• Given problem
Pull out from the material below all lines with "sandeep".

• Materials provided
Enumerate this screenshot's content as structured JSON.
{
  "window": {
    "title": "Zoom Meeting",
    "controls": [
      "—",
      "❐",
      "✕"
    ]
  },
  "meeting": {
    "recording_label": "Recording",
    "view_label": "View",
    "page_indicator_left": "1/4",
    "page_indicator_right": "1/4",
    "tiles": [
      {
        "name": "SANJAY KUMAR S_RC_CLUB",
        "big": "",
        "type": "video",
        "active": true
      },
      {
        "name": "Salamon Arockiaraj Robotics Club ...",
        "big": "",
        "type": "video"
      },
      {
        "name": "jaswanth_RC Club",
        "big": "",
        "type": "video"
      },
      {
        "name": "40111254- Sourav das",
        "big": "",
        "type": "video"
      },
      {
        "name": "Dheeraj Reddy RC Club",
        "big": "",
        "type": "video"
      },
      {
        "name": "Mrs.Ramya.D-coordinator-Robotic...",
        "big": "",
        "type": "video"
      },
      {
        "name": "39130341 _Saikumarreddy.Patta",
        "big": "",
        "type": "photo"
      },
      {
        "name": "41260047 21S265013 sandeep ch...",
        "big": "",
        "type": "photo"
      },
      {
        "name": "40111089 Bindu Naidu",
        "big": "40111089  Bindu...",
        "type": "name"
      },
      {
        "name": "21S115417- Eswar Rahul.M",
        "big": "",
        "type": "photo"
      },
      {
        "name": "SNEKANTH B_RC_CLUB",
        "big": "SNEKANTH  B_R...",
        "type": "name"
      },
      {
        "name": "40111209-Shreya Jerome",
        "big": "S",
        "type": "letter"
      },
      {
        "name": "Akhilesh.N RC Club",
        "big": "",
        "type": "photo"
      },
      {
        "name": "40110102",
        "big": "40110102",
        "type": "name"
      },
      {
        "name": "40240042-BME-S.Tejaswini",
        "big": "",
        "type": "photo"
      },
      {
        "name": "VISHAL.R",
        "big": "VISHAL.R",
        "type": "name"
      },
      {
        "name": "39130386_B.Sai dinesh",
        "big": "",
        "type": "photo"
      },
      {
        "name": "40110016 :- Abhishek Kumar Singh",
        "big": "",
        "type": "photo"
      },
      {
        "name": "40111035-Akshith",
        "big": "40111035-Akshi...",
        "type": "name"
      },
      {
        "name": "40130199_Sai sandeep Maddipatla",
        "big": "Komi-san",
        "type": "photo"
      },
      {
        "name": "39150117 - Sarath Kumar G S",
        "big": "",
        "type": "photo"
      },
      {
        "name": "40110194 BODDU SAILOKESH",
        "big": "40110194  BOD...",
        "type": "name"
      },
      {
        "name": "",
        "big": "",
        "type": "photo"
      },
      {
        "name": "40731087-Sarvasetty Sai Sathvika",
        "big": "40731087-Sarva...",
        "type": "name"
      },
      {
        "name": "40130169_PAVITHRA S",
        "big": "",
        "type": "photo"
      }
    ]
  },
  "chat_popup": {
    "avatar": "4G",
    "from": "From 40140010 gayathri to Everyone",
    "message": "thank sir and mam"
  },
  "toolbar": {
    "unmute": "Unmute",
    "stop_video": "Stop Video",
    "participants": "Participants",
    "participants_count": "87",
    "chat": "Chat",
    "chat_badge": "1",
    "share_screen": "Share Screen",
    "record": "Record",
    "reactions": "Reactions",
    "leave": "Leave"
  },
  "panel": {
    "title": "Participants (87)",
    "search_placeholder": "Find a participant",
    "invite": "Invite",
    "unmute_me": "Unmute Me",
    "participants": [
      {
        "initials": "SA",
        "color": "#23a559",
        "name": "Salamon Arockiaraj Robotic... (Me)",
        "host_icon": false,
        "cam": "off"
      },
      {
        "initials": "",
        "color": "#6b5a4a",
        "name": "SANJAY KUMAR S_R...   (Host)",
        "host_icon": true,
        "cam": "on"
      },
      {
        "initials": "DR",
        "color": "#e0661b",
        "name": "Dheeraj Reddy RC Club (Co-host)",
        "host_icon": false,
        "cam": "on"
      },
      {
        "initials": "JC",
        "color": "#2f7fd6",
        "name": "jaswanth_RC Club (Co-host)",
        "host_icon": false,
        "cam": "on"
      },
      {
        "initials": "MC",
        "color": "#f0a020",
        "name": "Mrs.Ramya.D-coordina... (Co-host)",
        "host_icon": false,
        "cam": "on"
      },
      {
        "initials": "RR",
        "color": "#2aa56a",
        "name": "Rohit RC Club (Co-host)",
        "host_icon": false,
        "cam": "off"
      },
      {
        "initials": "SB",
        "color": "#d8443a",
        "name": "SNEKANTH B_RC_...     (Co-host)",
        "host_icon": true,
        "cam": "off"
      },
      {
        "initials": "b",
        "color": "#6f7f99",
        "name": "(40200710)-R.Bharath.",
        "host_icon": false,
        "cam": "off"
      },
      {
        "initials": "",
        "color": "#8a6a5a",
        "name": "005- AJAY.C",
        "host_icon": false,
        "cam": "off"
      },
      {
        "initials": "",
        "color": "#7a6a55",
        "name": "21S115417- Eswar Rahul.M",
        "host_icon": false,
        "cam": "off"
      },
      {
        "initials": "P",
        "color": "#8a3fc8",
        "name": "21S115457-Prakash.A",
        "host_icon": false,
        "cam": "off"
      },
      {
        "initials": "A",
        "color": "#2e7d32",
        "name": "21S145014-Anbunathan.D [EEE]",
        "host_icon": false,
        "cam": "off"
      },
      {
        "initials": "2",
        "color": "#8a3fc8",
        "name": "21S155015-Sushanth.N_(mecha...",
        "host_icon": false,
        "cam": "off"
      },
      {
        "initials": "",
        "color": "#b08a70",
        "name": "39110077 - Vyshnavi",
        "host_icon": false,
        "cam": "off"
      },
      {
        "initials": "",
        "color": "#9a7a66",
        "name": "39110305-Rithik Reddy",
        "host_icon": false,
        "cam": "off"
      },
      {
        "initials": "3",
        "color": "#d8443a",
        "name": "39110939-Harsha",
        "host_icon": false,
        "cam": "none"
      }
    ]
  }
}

• Worked answer
        "name": "41260047 21S265013 sandeep ch...",
        "name": "40130199_Sai sandeep Maddipatla",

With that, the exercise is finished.